Stored records ::
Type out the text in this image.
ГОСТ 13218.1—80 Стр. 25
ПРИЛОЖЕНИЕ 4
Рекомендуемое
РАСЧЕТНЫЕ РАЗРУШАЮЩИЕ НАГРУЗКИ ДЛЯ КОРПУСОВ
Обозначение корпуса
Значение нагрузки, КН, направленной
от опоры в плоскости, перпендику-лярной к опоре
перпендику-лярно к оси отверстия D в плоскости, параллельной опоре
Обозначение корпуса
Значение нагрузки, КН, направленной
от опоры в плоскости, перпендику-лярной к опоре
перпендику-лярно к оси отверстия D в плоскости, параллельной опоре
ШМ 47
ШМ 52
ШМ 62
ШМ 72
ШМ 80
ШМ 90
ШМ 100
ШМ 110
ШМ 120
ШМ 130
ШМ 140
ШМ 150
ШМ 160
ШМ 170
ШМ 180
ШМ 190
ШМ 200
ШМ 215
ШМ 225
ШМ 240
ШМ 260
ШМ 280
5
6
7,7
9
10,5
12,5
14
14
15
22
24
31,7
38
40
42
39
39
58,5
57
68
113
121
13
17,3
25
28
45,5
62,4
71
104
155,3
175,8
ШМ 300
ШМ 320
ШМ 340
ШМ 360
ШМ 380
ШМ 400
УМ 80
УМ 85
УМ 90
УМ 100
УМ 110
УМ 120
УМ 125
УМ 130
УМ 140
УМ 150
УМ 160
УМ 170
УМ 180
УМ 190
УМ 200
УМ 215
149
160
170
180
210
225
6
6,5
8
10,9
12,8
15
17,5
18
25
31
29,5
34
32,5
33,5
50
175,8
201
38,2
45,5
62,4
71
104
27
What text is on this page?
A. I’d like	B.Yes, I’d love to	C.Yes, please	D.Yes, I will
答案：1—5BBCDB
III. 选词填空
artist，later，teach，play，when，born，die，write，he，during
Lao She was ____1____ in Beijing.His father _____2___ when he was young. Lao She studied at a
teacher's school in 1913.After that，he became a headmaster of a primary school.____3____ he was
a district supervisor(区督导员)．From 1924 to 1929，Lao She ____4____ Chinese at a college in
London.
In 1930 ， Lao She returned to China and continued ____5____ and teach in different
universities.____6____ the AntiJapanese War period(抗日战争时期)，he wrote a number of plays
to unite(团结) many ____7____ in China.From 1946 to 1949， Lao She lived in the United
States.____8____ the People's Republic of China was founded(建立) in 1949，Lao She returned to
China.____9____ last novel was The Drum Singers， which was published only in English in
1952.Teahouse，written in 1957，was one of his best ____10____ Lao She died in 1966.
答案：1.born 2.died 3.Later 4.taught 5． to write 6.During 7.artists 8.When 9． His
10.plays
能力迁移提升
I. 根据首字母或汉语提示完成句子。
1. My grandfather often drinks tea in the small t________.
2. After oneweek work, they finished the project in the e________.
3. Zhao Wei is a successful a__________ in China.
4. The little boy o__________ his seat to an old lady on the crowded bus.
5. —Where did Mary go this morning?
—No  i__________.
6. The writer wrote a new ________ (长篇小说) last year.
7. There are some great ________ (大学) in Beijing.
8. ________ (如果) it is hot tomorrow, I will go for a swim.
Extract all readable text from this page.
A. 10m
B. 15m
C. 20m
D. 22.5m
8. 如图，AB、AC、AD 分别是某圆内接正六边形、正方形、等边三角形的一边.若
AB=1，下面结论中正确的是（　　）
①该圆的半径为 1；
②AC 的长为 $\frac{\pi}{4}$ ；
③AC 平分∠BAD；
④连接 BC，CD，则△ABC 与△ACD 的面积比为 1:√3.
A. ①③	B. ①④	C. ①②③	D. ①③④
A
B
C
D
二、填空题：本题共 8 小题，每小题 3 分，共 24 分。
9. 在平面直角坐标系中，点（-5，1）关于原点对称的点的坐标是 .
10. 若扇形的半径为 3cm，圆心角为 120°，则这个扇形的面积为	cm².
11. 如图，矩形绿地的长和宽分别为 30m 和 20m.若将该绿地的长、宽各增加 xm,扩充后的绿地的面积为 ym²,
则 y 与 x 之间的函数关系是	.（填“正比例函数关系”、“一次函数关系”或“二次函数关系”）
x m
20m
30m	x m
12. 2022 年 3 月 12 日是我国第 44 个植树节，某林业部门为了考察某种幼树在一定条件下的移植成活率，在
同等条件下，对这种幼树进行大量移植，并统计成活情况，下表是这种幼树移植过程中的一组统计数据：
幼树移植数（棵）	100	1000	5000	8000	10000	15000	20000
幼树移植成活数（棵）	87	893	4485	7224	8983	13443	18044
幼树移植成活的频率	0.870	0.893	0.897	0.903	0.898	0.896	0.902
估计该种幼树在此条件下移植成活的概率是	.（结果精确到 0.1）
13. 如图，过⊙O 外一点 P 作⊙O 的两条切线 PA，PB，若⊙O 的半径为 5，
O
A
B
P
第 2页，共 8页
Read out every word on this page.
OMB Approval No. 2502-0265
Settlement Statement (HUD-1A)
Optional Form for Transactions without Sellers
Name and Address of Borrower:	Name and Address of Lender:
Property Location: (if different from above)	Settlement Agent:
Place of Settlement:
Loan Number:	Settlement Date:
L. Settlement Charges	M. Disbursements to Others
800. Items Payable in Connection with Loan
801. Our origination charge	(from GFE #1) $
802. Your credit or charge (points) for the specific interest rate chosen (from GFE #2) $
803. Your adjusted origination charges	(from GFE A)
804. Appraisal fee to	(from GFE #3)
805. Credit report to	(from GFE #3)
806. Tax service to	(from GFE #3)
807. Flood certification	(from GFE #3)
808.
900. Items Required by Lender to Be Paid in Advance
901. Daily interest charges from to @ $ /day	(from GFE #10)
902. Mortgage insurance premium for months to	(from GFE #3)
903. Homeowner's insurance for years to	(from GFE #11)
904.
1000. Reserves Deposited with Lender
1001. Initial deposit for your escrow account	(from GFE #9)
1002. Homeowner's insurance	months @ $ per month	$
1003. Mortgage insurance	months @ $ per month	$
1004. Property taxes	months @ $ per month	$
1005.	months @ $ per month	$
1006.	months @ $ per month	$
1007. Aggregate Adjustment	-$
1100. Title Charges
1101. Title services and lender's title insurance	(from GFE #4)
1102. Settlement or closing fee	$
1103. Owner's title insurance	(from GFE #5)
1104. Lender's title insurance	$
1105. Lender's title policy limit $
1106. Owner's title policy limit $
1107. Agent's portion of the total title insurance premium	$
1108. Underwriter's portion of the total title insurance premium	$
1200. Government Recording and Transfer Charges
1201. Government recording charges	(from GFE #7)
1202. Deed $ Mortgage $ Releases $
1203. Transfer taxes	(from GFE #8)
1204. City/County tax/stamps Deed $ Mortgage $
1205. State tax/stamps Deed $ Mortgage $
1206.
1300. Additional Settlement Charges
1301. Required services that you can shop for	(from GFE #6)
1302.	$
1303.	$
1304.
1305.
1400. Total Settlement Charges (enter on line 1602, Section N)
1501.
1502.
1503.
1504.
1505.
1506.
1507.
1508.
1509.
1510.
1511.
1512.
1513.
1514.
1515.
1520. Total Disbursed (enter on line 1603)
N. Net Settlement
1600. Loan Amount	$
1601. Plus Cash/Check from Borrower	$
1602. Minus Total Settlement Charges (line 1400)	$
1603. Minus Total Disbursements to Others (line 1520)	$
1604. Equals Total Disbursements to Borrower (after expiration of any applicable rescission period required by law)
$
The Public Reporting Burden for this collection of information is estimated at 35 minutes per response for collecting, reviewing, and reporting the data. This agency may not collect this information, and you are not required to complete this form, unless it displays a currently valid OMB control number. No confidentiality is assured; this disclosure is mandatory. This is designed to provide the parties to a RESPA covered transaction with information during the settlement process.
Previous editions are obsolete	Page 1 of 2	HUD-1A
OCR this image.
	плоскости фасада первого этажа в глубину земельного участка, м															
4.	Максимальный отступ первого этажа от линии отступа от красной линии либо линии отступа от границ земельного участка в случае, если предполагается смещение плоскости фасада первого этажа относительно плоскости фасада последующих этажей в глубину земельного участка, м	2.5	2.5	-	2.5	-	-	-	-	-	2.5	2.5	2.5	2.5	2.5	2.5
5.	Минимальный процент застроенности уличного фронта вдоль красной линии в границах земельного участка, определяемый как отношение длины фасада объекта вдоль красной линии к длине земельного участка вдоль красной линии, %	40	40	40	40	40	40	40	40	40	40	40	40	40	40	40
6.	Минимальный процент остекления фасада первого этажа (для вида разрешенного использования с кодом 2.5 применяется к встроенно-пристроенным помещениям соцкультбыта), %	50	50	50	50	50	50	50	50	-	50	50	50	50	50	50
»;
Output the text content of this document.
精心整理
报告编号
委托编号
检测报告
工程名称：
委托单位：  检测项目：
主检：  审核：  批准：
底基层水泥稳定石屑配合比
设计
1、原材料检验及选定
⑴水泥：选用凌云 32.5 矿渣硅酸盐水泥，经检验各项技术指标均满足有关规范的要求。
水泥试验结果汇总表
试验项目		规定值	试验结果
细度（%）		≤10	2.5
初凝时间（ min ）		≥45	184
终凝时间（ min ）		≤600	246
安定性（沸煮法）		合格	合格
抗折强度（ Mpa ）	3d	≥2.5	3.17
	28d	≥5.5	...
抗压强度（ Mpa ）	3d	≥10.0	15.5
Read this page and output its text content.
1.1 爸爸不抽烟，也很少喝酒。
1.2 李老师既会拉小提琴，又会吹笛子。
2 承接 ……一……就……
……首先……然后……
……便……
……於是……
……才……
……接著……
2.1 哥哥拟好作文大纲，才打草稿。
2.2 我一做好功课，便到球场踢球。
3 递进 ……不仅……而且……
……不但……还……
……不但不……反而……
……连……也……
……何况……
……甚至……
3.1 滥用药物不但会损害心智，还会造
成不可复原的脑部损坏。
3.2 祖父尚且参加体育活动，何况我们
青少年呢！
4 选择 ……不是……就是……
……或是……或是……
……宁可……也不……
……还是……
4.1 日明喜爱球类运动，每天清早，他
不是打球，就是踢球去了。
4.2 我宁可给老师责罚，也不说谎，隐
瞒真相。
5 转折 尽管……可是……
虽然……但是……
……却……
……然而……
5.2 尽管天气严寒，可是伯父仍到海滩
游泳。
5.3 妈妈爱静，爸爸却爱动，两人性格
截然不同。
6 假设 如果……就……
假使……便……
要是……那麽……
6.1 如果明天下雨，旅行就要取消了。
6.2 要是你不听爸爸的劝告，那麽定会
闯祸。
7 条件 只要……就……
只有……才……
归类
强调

Problem description :: Take the line that contains "Read this page and output its text content." and each line after it down to the last of the records, and retype them exactly; add nothing else.

Output for this task ::
Read this page and output its text content.
1.1 爸爸不抽烟，也很少喝酒。
1.2 李老师既会拉小提琴，又会吹笛子。
2 承接 ……一……就……
……首先……然后……
……便……
……於是……
……才……
……接著……
2.1 哥哥拟好作文大纲，才打草稿。
2.2 我一做好功课，便到球场踢球。
3 递进 ……不仅……而且……
……不但……还……
……不但不……反而……
……连……也……
……何况……
……甚至……
3.1 滥用药物不但会损害心智，还会造
成不可复原的脑部损坏。
3.2 祖父尚且参加体育活动，何况我们
青少年呢！
4 选择 ……不是……就是……
……或是……或是……
……宁可……也不……
……还是……
4.1 日明喜爱球类运动，每天清早，他
不是打球，就是踢球去了。
4.2 我宁可给老师责罚，也不说谎，隐
瞒真相。
5 转折 尽管……可是……
虽然……但是……
……却……
……然而……
5.2 尽管天气严寒，可是伯父仍到海滩
游泳。
5.3 妈妈爱静，爸爸却爱动，两人性格
截然不同。
6 假设 如果……就……
假使……便……
要是……那麽……
6.1 如果明天下雨，旅行就要取消了。
6.2 要是你不听爸爸的劝告，那麽定会
闯祸。
7 条件 只要……就……
只有……才……
归类
强调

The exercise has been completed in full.